What this task involves:
Scan the material and copy every line in which "Side" appears.

Supplied material:

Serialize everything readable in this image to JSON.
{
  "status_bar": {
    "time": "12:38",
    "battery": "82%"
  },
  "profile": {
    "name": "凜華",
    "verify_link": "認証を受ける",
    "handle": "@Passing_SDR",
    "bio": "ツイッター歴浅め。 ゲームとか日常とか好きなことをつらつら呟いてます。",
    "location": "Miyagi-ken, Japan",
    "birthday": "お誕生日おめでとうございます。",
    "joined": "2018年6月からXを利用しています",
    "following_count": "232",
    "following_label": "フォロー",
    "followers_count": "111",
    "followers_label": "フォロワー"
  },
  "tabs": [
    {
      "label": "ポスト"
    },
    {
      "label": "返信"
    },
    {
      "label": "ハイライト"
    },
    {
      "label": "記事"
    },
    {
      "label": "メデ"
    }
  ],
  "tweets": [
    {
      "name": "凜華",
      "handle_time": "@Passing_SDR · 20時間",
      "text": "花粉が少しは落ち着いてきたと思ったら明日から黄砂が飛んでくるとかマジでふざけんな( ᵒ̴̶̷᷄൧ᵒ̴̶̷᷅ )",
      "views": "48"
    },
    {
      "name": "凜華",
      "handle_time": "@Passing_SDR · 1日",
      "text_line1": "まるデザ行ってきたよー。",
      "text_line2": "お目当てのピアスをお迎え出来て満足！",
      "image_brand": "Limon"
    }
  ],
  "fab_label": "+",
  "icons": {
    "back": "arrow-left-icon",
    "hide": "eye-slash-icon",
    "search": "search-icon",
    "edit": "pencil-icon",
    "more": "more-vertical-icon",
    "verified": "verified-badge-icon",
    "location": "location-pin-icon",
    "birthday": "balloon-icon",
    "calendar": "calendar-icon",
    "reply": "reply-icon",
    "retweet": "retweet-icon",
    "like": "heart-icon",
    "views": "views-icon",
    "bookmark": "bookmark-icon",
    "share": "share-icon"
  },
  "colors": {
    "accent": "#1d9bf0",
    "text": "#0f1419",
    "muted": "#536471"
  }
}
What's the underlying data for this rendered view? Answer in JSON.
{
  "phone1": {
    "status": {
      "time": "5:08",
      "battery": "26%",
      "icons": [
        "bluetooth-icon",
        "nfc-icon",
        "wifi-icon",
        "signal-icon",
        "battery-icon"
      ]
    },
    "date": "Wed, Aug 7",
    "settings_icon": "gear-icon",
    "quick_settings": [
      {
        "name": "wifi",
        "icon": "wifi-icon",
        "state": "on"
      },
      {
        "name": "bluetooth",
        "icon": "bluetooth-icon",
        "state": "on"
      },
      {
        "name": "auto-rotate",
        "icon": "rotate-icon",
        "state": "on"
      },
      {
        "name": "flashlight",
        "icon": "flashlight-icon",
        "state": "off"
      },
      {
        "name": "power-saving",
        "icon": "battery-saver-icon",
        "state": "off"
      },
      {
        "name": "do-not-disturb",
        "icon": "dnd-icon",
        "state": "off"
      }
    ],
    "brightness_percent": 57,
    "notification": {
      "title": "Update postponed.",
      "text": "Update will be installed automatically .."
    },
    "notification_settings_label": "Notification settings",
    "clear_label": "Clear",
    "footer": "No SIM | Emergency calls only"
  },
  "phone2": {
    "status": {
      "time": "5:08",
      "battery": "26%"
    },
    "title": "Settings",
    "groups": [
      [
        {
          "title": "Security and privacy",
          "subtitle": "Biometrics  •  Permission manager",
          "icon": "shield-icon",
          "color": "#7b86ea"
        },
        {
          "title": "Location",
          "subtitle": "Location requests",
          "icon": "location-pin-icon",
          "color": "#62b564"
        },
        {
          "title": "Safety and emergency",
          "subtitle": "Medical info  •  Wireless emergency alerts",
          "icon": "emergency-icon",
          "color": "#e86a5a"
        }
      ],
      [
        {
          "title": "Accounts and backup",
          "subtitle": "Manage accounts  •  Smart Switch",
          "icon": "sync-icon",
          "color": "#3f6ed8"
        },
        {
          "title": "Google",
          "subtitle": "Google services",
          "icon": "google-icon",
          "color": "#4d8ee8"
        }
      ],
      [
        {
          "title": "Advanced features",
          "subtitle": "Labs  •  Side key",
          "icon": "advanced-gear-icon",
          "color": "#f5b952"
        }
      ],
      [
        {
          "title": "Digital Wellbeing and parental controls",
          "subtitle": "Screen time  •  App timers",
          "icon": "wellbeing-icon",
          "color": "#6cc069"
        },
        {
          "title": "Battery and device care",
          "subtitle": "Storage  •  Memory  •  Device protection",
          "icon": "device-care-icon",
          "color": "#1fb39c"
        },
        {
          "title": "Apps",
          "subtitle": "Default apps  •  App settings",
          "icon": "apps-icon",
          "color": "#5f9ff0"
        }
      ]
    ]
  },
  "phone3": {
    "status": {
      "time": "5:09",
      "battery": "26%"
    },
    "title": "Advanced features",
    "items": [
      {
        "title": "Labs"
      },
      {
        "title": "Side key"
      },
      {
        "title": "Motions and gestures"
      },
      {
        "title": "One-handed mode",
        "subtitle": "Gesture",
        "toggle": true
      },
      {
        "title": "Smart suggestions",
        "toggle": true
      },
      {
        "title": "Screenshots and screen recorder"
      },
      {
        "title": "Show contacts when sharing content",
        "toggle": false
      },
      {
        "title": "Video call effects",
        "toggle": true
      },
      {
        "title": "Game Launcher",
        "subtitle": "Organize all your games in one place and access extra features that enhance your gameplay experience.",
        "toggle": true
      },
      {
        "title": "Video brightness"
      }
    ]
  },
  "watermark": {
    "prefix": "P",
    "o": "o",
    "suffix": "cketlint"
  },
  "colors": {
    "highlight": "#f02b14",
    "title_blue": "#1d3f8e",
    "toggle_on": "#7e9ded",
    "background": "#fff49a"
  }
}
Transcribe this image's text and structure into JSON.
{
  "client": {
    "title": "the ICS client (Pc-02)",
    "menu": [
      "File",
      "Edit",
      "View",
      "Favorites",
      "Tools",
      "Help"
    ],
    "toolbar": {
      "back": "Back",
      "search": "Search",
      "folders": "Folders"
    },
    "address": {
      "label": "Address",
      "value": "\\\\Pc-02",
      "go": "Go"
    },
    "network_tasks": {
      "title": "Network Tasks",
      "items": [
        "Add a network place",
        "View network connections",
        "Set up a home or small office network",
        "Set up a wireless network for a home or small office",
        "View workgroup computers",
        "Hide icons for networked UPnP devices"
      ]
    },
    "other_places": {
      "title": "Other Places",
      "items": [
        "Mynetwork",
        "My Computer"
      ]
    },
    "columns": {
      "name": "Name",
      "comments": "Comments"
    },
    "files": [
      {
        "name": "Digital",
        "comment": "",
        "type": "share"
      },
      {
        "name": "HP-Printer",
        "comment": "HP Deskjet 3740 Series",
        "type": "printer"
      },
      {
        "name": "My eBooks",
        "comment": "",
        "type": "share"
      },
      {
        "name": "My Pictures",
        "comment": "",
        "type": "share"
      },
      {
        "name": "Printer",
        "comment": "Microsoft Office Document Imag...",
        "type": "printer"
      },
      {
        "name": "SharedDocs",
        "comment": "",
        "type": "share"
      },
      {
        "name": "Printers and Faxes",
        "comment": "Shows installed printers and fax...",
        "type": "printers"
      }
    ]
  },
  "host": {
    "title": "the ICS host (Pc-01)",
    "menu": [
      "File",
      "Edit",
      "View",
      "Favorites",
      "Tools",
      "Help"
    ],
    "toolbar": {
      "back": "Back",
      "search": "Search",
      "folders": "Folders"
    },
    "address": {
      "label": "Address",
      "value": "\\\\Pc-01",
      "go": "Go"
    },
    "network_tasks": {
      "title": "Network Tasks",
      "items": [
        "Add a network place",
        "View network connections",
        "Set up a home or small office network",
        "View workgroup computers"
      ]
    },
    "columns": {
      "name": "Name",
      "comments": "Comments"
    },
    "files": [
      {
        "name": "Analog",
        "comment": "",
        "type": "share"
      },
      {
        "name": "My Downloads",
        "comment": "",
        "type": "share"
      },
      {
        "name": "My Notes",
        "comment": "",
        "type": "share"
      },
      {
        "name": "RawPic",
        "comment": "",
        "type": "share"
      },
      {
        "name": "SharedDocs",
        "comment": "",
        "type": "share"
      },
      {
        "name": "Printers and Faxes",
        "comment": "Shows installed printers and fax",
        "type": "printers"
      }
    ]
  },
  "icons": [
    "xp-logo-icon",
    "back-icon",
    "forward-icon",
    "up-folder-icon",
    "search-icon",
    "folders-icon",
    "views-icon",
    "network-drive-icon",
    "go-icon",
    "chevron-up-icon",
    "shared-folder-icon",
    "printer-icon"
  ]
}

Problem solution:
          "subtitle": "Labs  •  Side key",
        "title": "Side key"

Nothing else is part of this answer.